__WHAT IS REQUIRED__
Copy out the listing that follows, exactly, without its pictures.

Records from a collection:
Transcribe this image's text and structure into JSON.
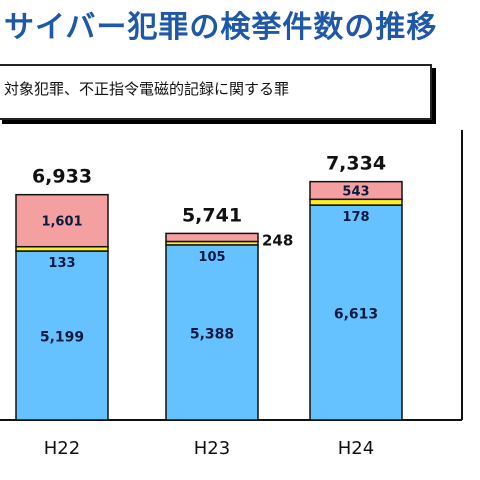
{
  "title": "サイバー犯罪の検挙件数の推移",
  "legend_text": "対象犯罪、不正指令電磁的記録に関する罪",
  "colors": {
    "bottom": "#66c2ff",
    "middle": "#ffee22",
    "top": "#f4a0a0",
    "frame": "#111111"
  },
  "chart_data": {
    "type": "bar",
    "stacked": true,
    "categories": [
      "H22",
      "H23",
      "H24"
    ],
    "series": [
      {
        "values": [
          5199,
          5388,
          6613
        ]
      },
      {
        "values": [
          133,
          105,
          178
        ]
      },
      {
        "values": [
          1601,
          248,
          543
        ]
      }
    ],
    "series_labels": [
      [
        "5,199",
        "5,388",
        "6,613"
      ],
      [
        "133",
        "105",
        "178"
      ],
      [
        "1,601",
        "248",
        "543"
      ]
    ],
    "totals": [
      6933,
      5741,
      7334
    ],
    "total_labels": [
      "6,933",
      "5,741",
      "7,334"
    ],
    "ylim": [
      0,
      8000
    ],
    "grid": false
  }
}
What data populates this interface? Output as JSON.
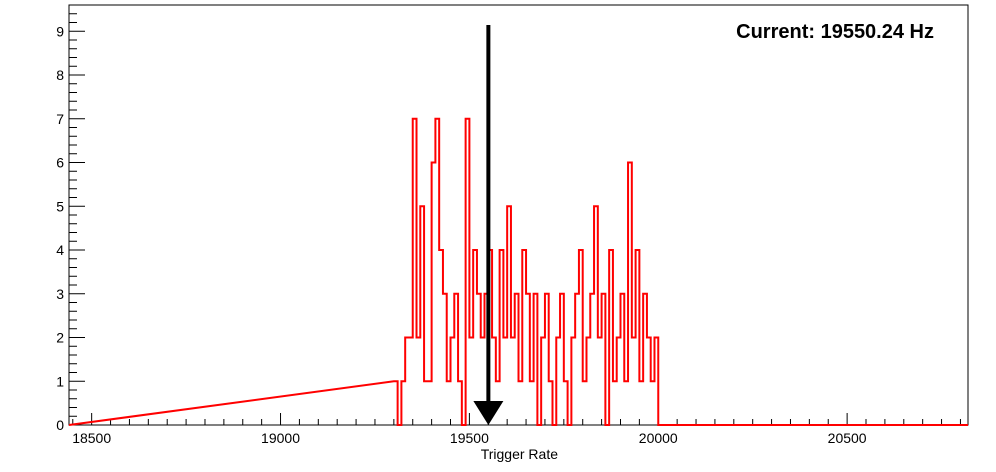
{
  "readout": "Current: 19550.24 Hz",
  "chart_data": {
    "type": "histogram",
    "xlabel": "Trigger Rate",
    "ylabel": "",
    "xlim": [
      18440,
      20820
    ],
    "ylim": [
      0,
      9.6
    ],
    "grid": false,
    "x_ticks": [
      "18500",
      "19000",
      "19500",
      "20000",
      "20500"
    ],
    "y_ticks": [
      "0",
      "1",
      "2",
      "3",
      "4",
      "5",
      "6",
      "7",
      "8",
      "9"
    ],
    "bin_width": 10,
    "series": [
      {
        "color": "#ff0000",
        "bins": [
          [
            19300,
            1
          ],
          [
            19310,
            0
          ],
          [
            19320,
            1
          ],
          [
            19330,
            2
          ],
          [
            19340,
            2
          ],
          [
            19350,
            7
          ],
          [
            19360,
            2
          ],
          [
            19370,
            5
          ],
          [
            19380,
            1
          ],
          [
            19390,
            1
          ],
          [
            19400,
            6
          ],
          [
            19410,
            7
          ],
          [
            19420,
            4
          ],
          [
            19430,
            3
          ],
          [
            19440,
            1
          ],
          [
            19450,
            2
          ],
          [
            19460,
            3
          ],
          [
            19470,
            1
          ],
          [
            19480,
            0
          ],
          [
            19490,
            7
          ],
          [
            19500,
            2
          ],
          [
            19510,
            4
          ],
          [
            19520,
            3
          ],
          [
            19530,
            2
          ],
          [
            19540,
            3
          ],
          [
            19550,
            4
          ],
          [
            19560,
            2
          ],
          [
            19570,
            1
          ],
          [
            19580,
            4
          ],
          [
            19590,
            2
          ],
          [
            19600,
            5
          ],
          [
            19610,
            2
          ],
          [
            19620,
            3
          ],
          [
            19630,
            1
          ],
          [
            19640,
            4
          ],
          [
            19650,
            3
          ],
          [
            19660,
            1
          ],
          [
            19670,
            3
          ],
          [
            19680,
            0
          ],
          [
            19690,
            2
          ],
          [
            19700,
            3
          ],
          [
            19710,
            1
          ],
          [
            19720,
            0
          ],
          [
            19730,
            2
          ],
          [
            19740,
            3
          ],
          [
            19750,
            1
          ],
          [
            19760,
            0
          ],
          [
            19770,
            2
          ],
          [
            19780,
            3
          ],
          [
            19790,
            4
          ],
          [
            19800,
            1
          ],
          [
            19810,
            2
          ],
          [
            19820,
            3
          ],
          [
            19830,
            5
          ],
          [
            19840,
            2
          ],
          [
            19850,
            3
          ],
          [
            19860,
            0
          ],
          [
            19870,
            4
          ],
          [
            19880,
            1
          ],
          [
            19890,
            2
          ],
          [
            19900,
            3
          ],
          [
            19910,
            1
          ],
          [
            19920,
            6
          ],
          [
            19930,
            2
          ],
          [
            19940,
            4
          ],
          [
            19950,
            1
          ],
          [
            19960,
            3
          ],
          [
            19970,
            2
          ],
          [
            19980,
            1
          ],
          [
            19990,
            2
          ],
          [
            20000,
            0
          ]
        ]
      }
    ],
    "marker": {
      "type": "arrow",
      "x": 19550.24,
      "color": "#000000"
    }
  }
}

__RESULT OF THE TASK__
Transcribe this image's text and structure into JSON.
{
  "title": "サイバー犯罪の検挙件数の推移",
  "legend_text": "対象犯罪、不正指令電磁的記録に関する罪",
  "colors": {
    "bottom": "#66c2ff",
    "middle": "#ffee22",
    "top": "#f4a0a0",
    "frame": "#111111"
  },
  "chart_data": {
    "type": "bar",
    "stacked": true,
    "categories": [
      "H22",
      "H23",
      "H24"
    ],
    "series": [
      {
        "values": [
          5199,
          5388,
          6613
        ]
      },
      {
        "values": [
          133,
          105,
          178
        ]
      },
      {
        "values": [
          1601,
          248,
          543
        ]
      }
    ],
    "series_labels": [
      [
        "5,199",
        "5,388",
        "6,613"
      ],
      [
        "133",
        "105",
        "178"
      ],
      [
        "1,601",
        "248",
        "543"
      ]
    ],
    "totals": [
      6933,
      5741,
      7334
    ],
    "total_labels": [
      "6,933",
      "5,741",
      "7,334"
    ],
    "ylim": [
      0,
      8000
    ],
    "grid": false
  }
}
What data populates this interface? Output as JSON.
{
  "readout": "Current: 19550.24 Hz",
  "chart_data": {
    "type": "histogram",
    "xlabel": "Trigger Rate",
    "ylabel": "",
    "xlim": [
      18440,
      20820
    ],
    "ylim": [
      0,
      9.6
    ],
    "grid": false,
    "x_ticks": [
      "18500",
      "19000",
      "19500",
      "20000",
      "20500"
    ],
    "y_ticks": [
      "0",
      "1",
      "2",
      "3",
      "4",
      "5",
      "6",
      "7",
      "8",
      "9"
    ],
    "bin_width": 10,
    "series": [
      {
        "color": "#ff0000",
        "bins": [
          [
            19300,
            1
          ],
          [
            19310,
            0
          ],
          [
            19320,
            1
          ],
          [
            19330,
            2
          ],
          [
            19340,
            2
          ],
          [
            19350,
            7
          ],
          [
            19360,
            2
          ],
          [
            19370,
            5
          ],
          [
            19380,
            1
          ],
          [
            19390,
            1
          ],
          [
            19400,
            6
          ],
          [
            19410,
            7
          ],
          [
            19420,
            4
          ],
          [
            19430,
            3
          ],
          [
            19440,
            1
          ],
          [
            19450,
            2
          ],
          [
            19460,
            3
          ],
          [
            19470,
            1
          ],
          [
            19480,
            0
          ],
          [
            19490,
            7
          ],
          [
            19500,
            2
          ],
          [
            19510,
            4
          ],
          [
            19520,
            3
          ],
          [
            19530,
            2
          ],
          [
            19540,
            3
          ],
          [
            19550,
            4
          ],
          [
            19560,
            2
          ],
          [
            19570,
            1
          ],
          [
            19580,
            4
          ],
          [
            19590,
            2
          ],
          [
            19600,
            5
          ],
          [
            19610,
            2
          ],
          [
            19620,
            3
          ],
          [
            19630,
            1
          ],
          [
            19640,
            4
          ],
          [
            19650,
            3
          ],
          [
            19660,
            1
          ],
          [
            19670,
            3
          ],
          [
            19680,
            0
          ],
          [
            19690,
            2
          ],
          [
            19700,
            3
          ],
          [
            19710,
            1
          ],
          [
            19720,
            0
          ],
          [
            19730,
            2
          ],
          [
            19740,
            3
          ],
          [
            19750,
            1
          ],
          [
            19760,
            0
          ],
          [
            19770,
            2
          ],
          [
            19780,
            3
          ],
          [
            19790,
            4
          ],
          [
            19800,
            1
          ],
          [
            19810,
            2
          ],
          [
            19820,
            3
          ],
          [
            19830,
            5
          ],
          [
            19840,
            2
          ],
          [
            19850,
            3
          ],
          [
            19860,
            0
          ],
          [
            19870,
            4
          ],
          [
            19880,
            1
          ],
          [
            19890,
            2
          ],
          [
            19900,
            3
          ],
          [
            19910,
            1
          ],
          [
            19920,
            6
          ],
          [
            19930,
            2
          ],
          [
            19940,
            4
          ],
          [
            19950,
            1
          ],
          [
            19960,
            3
          ],
          [
            19970,
            2
          ],
          [
            19980,
            1
          ],
          [
            19990,
            2
          ],
          [
            20000,
            0
          ]
        ]
      }
    ],
    "marker": {
      "type": "arrow",
      "x": 19550.24,
      "color": "#000000"
    }
  }
}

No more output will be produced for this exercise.